Every line below should be repeated exactly.

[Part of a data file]

--------------------------------

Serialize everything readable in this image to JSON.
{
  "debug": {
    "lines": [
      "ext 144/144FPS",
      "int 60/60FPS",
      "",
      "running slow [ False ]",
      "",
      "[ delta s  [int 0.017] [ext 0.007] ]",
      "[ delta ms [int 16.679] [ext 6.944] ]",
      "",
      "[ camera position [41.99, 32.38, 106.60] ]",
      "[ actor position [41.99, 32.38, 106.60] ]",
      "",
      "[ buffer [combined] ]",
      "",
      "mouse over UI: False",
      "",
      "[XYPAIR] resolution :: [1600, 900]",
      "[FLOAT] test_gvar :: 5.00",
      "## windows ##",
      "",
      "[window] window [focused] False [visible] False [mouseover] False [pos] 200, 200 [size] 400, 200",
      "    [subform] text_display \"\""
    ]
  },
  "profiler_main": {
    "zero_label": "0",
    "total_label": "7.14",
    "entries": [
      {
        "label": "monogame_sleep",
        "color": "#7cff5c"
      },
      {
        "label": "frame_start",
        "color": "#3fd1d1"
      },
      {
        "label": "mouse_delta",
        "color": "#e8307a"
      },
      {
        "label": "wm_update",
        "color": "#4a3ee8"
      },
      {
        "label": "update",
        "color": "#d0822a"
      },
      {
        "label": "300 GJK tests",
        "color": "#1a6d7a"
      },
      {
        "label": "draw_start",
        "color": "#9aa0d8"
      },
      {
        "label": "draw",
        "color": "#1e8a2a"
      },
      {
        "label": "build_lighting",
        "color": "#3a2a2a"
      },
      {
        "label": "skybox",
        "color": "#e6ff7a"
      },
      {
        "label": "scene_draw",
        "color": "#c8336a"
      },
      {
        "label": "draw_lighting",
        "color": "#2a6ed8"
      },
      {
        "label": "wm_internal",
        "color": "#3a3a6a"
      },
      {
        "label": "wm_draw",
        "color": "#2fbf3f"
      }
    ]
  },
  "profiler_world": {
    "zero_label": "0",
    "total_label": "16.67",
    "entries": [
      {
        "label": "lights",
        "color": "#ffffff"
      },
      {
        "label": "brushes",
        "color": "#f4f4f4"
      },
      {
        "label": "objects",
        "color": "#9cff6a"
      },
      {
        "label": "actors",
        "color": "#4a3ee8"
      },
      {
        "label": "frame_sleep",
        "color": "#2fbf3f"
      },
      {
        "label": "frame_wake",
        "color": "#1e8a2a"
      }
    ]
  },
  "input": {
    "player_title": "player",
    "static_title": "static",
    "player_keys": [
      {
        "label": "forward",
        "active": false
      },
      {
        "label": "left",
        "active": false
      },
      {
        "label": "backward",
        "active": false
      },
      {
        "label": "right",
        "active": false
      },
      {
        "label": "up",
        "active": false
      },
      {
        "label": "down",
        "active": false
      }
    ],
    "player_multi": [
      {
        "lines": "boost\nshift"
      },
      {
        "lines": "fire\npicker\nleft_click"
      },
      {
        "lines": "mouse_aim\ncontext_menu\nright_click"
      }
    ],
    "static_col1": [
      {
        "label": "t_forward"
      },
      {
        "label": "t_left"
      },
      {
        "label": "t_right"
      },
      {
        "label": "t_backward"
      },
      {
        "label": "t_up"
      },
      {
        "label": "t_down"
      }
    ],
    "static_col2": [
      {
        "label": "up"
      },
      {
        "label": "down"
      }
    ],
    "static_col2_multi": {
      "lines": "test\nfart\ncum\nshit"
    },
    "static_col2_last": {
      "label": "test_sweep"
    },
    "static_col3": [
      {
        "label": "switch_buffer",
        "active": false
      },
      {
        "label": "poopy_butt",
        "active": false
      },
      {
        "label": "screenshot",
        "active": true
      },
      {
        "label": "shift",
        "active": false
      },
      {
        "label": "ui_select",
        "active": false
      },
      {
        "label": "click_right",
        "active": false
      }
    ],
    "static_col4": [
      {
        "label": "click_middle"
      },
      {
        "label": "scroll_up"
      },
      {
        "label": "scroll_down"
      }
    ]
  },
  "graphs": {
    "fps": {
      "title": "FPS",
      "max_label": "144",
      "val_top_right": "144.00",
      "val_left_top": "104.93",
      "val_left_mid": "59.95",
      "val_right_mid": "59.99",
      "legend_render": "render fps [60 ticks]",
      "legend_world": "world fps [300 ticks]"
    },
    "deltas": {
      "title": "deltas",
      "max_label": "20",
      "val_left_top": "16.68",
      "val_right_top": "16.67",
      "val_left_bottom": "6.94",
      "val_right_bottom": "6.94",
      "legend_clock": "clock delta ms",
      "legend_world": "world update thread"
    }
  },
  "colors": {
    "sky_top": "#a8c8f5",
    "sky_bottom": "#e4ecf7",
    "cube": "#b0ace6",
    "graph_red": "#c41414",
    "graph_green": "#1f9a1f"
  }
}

--------------------------------

=== OUTPUT BELOW ===
Serialize everything readable in this image to JSON.
{
  "debug": {
    "lines": [
      "ext 144/144FPS",
      "int 60/60FPS",
      "",
      "running slow [ False ]",
      "",
      "[ delta s  [int 0.017] [ext 0.007] ]",
      "[ delta ms [int 16.679] [ext 6.944] ]",
      "",
      "[ camera position [41.99, 32.38, 106.60] ]",
      "[ actor position [41.99, 32.38, 106.60] ]",
      "",
      "[ buffer [combined] ]",
      "",
      "mouse over UI: False",
      "",
      "[XYPAIR] resolution :: [1600, 900]",
      "[FLOAT] test_gvar :: 5.00",
      "## windows ##",
      "",
      "[window] window [focused] False [visible] False [mouseover] False [pos] 200, 200 [size] 400, 200",
      "    [subform] text_display \"\""
    ]
  },
  "profiler_main": {
    "zero_label": "0",
    "total_label": "7.14",
    "entries": [
      {
        "label": "monogame_sleep",
        "color": "#7cff5c"
      },
      {
        "label": "frame_start",
        "color": "#3fd1d1"
      },
      {
        "label": "mouse_delta",
        "color": "#e8307a"
      },
      {
        "label": "wm_update",
        "color": "#4a3ee8"
      },
      {
        "label": "update",
        "color": "#d0822a"
      },
      {
        "label": "300 GJK tests",
        "color": "#1a6d7a"
      },
      {
        "label": "draw_start",
        "color": "#9aa0d8"
      },
      {
        "label": "draw",
        "color": "#1e8a2a"
      },
      {
        "label": "build_lighting",
        "color": "#3a2a2a"
      },
      {
        "label": "skybox",
        "color": "#e6ff7a"
      },
      {
        "label": "scene_draw",
        "color": "#c8336a"
      },
      {
        "label": "draw_lighting",
        "color": "#2a6ed8"
      },
      {
        "label": "wm_internal",
        "color": "#3a3a6a"
      },
      {
        "label": "wm_draw",
        "color": "#2fbf3f"
      }
    ]
  },
  "profiler_world": {
    "zero_label": "0",
    "total_label": "16.67",
    "entries": [
      {
        "label": "lights",
        "color": "#ffffff"
      },
      {
        "label": "brushes",
        "color": "#f4f4f4"
      },
      {
        "label": "objects",
        "color": "#9cff6a"
      },
      {
        "label": "actors",
        "color": "#4a3ee8"
      },
      {
        "label": "frame_sleep",
        "color": "#2fbf3f"
      },
      {
        "label": "frame_wake",
        "color": "#1e8a2a"
      }
    ]
  },
  "input": {
    "player_title": "player",
    "static_title": "static",
    "player_keys": [
      {
        "label": "forward",
        "active": false
      },
      {
        "label": "left",
        "active": false
      },
      {
        "label": "backward",
        "active": false
      },
      {
        "label": "right",
        "active": false
      },
      {
        "label": "up",
        "active": false
      },
      {
        "label": "down",
        "active": false
      }
    ],
    "player_multi": [
      {
        "lines": "boost\nshift"
      },
      {
        "lines": "fire\npicker\nleft_click"
      },
      {
        "lines": "mouse_aim\ncontext_menu\nright_click"
      }
    ],
    "static_col1": [
      {
        "label": "t_forward"
      },
      {
        "label": "t_left"
      },
      {
        "label": "t_right"
      },
      {
        "label": "t_backward"
      },
      {
        "label": "t_up"
      },
      {
        "label": "t_down"
      }
    ],
    "static_col2": [
      {
        "label": "up"
      },
      {
        "label": "down"
      }
    ],
    "static_col2_multi": {
      "lines": "test\nfart\ncum\nshit"
    },
    "static_col2_last": {
      "label": "test_sweep"
    },
    "static_col3": [
      {
        "label": "switch_buffer",
        "active": false
      },
      {
        "label": "poopy_butt",
        "active": false
      },
      {
        "label": "screenshot",
        "active": true
      },
      {
        "label": "shift",
        "active": false
      },
      {
        "label": "ui_select",
        "active": false
      },
      {
        "label": "click_right",
        "active": false
      }
    ],
    "static_col4": [
      {
        "label": "click_middle"
      },
      {
        "label": "scroll_up"
      },
      {
        "label": "scroll_down"
      }
    ]
  },
  "graphs": {
    "fps": {
      "title": "FPS",
      "max_label": "144",
      "val_top_right": "144.00",
      "val_left_top": "104.93",
      "val_left_mid": "59.95",
      "val_right_mid": "59.99",
      "legend_render": "render fps [60 ticks]",
      "legend_world": "world fps [300 ticks]"
    },
    "deltas": {
      "title": "deltas",
      "max_label": "20",
      "val_left_top": "16.68",
      "val_right_top": "16.67",
      "val_left_bottom": "6.94",
      "val_right_bottom": "6.94",
      "legend_clock": "clock delta ms",
      "legend_world": "world update thread"
    }
  },
  "colors": {
    "sky_top": "#a8c8f5",
    "sky_bottom": "#e4ecf7",
    "cube": "#b0ace6",
    "graph_red": "#c41414",
    "graph_green": "#1f9a1f"
  }
}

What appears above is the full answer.